▶ [Texte source]:
------------------------

La Chine a annoncé vendredi avoir lancé dans la nuit sa nouvelle sonde spatiale en direction de la Lune. Cet engin entrera en orbite autour du satellite de la Terre avant de revenir sur notre planète.

La sonde, qui n’a pas reçu de nom, a été lancée vers 02h00 locales (20H00 suisses jeudi) depuis la base spatiale de Xichang dans la province du Sichuan (sud-ouest). Au point le plus éloigné de son itinéraire, elle se trouvera à quelque 413 000 km de la Terre.

C’est la première fois que les scientifiques chinois tenteront de faire revenir un module orbital, qui devra résister lors de son retour aux très hautes températures provoquées par les frictions à son entrée dans l’atmosphère terrestre.

Il y pénétrera à une vitesse de 11,2 km/seconde avant de ralentir et de se poser en Mongolie intérieure (nord), a précisé l’agence officielle Chine nouvelle.

Lors de son parcours, cette sonde permettra de mettre à l’épreuve des technologies qui seront ensuite utilisées pour la mission Chang’e-5 (du nom de la déesse de la Lune dans la mythologie chinoise). Cette mission, prévue pour 2017, visera à collecter des échantillons du sol lunaire.

------------------------

▶ [Données sources]:
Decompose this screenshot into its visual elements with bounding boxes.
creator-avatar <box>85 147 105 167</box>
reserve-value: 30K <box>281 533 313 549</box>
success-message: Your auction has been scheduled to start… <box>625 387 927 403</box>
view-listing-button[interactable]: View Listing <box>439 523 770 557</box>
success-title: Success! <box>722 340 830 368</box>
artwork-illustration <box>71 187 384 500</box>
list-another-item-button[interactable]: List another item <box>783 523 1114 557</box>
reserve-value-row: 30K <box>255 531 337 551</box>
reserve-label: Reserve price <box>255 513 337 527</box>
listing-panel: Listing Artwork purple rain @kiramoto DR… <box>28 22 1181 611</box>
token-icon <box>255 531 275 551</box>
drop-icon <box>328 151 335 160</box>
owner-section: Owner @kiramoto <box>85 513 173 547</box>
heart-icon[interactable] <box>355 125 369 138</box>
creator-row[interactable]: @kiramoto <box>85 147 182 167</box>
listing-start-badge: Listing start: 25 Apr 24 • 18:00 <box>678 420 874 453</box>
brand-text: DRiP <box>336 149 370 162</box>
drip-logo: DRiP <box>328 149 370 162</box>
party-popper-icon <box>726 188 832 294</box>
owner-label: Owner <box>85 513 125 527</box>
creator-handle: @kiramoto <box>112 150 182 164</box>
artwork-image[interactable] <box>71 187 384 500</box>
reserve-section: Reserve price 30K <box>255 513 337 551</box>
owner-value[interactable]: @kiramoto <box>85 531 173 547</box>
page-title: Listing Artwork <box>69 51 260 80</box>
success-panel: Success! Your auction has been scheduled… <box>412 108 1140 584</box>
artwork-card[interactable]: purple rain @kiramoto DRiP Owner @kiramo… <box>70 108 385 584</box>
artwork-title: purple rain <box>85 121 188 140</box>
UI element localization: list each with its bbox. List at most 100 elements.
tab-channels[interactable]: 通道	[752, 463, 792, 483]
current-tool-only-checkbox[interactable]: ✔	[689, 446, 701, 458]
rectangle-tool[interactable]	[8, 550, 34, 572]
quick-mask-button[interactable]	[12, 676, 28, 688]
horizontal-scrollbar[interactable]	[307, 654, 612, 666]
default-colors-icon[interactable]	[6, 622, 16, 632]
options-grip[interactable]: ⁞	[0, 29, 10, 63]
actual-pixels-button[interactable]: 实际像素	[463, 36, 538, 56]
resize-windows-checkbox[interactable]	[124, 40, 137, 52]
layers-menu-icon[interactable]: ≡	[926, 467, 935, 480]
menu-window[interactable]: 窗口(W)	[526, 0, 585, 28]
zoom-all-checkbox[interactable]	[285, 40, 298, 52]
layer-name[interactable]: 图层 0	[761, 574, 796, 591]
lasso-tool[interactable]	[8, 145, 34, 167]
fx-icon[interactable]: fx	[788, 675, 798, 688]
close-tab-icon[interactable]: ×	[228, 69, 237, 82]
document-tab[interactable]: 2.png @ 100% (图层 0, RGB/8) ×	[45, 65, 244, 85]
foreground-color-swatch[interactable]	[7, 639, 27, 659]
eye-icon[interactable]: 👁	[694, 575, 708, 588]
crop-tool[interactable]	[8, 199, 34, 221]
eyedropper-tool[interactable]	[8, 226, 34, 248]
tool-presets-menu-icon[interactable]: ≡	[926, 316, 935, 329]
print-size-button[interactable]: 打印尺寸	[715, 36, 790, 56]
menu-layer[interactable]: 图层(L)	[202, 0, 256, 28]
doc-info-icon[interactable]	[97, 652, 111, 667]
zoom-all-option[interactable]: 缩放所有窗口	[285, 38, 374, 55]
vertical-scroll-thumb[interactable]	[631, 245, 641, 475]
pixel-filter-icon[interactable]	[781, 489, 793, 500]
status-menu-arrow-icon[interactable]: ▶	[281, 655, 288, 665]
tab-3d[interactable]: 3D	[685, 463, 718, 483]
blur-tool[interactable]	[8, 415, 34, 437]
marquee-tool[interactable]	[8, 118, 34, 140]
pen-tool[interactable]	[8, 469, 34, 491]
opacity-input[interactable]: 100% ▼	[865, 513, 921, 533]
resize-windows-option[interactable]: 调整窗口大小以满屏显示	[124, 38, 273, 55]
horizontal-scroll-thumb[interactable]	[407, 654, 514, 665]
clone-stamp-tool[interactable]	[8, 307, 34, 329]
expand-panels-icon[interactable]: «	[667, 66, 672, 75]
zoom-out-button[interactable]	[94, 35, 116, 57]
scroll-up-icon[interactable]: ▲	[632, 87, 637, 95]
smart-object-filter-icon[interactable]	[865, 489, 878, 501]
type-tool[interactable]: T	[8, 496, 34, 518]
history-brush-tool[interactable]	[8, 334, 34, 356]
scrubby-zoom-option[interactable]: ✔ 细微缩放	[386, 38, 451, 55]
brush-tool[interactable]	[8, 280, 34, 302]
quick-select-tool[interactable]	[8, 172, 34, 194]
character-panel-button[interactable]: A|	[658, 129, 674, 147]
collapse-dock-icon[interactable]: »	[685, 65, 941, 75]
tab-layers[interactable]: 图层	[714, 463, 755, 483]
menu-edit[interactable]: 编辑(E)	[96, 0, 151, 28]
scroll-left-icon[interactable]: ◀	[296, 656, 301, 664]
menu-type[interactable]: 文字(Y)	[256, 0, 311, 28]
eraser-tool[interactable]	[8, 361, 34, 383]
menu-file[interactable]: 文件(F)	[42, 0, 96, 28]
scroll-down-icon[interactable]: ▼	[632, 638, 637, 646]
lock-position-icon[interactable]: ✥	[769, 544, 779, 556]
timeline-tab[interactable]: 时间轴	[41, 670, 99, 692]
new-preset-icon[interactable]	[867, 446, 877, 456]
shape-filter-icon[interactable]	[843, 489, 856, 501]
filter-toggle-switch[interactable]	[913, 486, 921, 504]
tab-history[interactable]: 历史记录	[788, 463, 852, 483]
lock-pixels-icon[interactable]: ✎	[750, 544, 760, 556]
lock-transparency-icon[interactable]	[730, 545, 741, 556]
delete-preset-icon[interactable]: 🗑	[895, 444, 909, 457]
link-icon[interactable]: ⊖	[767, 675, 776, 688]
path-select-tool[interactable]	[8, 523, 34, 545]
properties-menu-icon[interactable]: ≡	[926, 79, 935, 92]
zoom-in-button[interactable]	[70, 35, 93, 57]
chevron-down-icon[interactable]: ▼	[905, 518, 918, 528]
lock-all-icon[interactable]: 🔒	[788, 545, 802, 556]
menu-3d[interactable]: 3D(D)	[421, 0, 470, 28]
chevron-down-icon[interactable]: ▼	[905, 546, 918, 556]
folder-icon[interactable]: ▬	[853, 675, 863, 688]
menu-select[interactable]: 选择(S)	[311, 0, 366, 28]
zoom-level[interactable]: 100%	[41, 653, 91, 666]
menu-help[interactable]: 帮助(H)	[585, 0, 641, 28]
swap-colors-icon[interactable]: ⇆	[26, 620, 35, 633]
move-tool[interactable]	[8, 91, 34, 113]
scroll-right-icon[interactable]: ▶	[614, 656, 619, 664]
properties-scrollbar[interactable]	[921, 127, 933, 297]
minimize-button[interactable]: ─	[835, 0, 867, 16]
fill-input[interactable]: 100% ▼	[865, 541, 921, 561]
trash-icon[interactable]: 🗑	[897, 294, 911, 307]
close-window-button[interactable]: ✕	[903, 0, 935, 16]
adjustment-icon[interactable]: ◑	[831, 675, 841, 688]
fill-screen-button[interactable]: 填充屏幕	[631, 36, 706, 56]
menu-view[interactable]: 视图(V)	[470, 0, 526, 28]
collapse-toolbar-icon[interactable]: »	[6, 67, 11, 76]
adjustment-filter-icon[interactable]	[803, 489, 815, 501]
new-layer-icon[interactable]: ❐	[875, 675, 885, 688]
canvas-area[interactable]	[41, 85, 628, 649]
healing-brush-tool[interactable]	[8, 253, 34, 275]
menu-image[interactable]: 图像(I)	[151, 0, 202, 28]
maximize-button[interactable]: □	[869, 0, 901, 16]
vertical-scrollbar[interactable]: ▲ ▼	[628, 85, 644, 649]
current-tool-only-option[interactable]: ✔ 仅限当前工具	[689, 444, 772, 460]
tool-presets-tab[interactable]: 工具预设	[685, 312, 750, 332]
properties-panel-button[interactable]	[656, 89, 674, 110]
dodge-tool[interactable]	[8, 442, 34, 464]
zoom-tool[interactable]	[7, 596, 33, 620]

------------------------

▶ [Mise en pratique]:
• a. Relevez toutes les valeurs numériques du texte sur la sonde lunaire chinoise, sauf celle qui figure dans le nom de la mission Chang'e-5.
• b. Poursuivez le texte sur la sonde lunaire chinoise après sa dernière phrase.

▶ [Réponses aux exercices]:
• a.
- 02h00 (heure locale du lancement)
- 20H00 (heure suisse du lancement)
- 413 000 km (distance maximale de la sonde par rapport à la Terre)
- 11,2 km/seconde (vitesse d'entrée dans l'atmosphère)
- 2017 (année prévue pour la mission Chang'e-5)

• b.
Un demi-siècle après les Etats-Unis et leur programme Apollo, la Chine a les yeux braqués sur la Lune, où elle rêve d’être le premier pays asiatique à envoyer un homme, probablement après 2025.

En décembre 2013, le pays avait réussi à faire alunir sa sonde Chang’e-3, puis à débarquer sur la surface lunaire un véhicule téléguidé nommé «Lapin de jade», mission qualifiée de «plein succès». Ce «rover» lunaire avait toutefois rencontré des problèmes mécaniques qui l’avaient plongé dans de longues phases de «coma».

Plus largement, la Chine consacre des milliards de dollars à la conquête de l’espace, perçue comme un symbole de la nouvelle puissance du pays sous l’égide du Parti communiste au pouvoir.